┌─ Material to process

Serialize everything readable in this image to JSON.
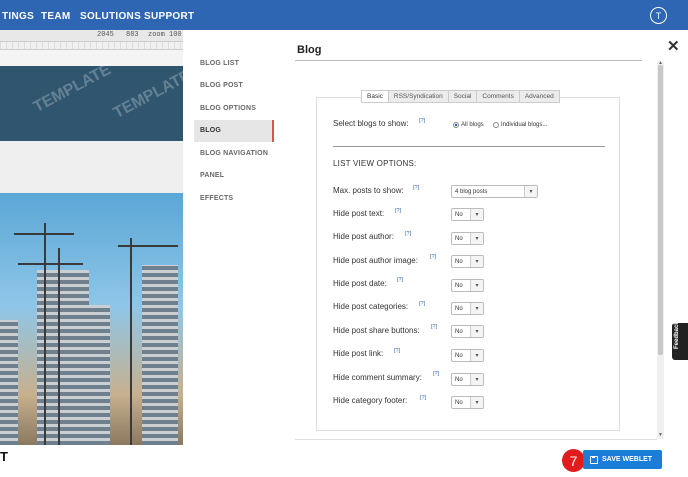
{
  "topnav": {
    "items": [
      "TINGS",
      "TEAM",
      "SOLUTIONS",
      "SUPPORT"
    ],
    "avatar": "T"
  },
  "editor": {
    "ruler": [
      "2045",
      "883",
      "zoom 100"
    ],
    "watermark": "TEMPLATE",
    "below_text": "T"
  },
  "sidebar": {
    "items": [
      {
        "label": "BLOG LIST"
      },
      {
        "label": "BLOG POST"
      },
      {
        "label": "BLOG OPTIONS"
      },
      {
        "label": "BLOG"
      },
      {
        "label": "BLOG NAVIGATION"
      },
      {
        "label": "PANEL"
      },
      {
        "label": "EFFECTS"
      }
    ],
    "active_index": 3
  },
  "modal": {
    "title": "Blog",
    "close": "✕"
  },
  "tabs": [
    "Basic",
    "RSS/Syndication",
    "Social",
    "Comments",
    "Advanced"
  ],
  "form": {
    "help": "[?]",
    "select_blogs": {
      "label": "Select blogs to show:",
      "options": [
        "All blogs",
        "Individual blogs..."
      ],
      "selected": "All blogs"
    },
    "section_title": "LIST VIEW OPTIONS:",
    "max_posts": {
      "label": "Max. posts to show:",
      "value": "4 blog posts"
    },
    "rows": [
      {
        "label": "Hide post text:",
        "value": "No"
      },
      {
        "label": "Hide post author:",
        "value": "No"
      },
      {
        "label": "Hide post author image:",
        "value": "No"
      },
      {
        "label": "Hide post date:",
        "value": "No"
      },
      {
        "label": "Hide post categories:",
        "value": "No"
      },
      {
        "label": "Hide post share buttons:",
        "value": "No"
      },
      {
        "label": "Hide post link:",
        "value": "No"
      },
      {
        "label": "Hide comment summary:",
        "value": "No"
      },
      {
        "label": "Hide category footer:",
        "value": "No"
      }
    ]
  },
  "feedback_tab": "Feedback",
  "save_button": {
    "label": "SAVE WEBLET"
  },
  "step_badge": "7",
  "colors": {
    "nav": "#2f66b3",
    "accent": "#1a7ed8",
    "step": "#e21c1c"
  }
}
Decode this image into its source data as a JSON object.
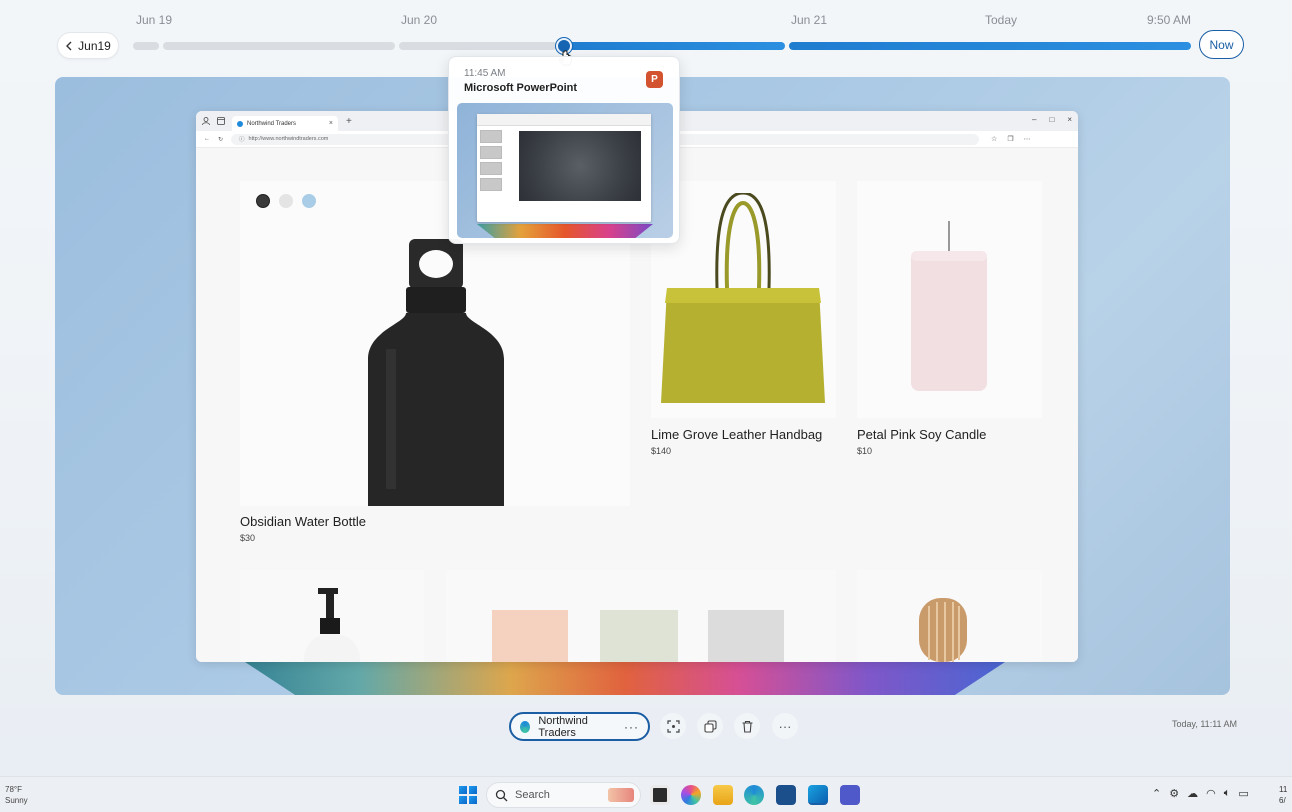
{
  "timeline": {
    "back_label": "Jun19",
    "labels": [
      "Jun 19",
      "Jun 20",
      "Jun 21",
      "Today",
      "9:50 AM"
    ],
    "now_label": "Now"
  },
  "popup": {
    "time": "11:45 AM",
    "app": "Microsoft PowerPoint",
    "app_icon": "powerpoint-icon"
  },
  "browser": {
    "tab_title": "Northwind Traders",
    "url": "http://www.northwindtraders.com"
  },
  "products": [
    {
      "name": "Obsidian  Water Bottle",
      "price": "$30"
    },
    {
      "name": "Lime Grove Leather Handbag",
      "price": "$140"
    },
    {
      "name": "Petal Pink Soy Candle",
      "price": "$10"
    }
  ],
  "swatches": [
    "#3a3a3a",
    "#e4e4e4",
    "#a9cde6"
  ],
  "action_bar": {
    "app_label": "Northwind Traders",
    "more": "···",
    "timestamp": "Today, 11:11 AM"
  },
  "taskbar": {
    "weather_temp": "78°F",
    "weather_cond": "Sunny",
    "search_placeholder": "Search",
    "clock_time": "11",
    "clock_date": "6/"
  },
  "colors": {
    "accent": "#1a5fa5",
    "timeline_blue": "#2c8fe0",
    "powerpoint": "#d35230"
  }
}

└─

• [Problem]: Replicate the material above verbatim; images stay out of the copy.

• [Written response]:
Serialize everything readable in this image to JSON.
{
  "topnav": {
    "items": [
      "TINGS",
      "TEAM",
      "SOLUTIONS",
      "SUPPORT"
    ],
    "avatar": "T"
  },
  "editor": {
    "ruler": [
      "2045",
      "883",
      "zoom 100"
    ],
    "watermark": "TEMPLATE",
    "below_text": "T"
  },
  "sidebar": {
    "items": [
      {
        "label": "BLOG LIST"
      },
      {
        "label": "BLOG POST"
      },
      {
        "label": "BLOG OPTIONS"
      },
      {
        "label": "BLOG"
      },
      {
        "label": "BLOG NAVIGATION"
      },
      {
        "label": "PANEL"
      },
      {
        "label": "EFFECTS"
      }
    ],
    "active_index": 3
  },
  "modal": {
    "title": "Blog",
    "close": "✕"
  },
  "tabs": [
    "Basic",
    "RSS/Syndication",
    "Social",
    "Comments",
    "Advanced"
  ],
  "form": {
    "help": "[?]",
    "select_blogs": {
      "label": "Select blogs to show:",
      "options": [
        "All blogs",
        "Individual blogs..."
      ],
      "selected": "All blogs"
    },
    "section_title": "LIST VIEW OPTIONS:",
    "max_posts": {
      "label": "Max. posts to show:",
      "value": "4 blog posts"
    },
    "rows": [
      {
        "label": "Hide post text:",
        "value": "No"
      },
      {
        "label": "Hide post author:",
        "value": "No"
      },
      {
        "label": "Hide post author image:",
        "value": "No"
      },
      {
        "label": "Hide post date:",
        "value": "No"
      },
      {
        "label": "Hide post categories:",
        "value": "No"
      },
      {
        "label": "Hide post share buttons:",
        "value": "No"
      },
      {
        "label": "Hide post link:",
        "value": "No"
      },
      {
        "label": "Hide comment summary:",
        "value": "No"
      },
      {
        "label": "Hide category footer:",
        "value": "No"
      }
    ]
  },
  "feedback_tab": "Feedback",
  "save_button": {
    "label": "SAVE WEBLET"
  },
  "step_badge": "7",
  "colors": {
    "nav": "#2f66b3",
    "accent": "#1a7ed8",
    "step": "#e21c1c"
  }
}
Decode this image into its source data as a JSON object.
{
  "timeline": {
    "back_label": "Jun19",
    "labels": [
      "Jun 19",
      "Jun 20",
      "Jun 21",
      "Today",
      "9:50 AM"
    ],
    "now_label": "Now"
  },
  "popup": {
    "time": "11:45 AM",
    "app": "Microsoft PowerPoint",
    "app_icon": "powerpoint-icon"
  },
  "browser": {
    "tab_title": "Northwind Traders",
    "url": "http://www.northwindtraders.com"
  },
  "products": [
    {
      "name": "Obsidian  Water Bottle",
      "price": "$30"
    },
    {
      "name": "Lime Grove Leather Handbag",
      "price": "$140"
    },
    {
      "name": "Petal Pink Soy Candle",
      "price": "$10"
    }
  ],
  "swatches": [
    "#3a3a3a",
    "#e4e4e4",
    "#a9cde6"
  ],
  "action_bar": {
    "app_label": "Northwind Traders",
    "more": "···",
    "timestamp": "Today, 11:11 AM"
  },
  "taskbar": {
    "weather_temp": "78°F",
    "weather_cond": "Sunny",
    "search_placeholder": "Search",
    "clock_time": "11",
    "clock_date": "6/"
  },
  "colors": {
    "accent": "#1a5fa5",
    "timeline_blue": "#2c8fe0",
    "powerpoint": "#d35230"
  }
}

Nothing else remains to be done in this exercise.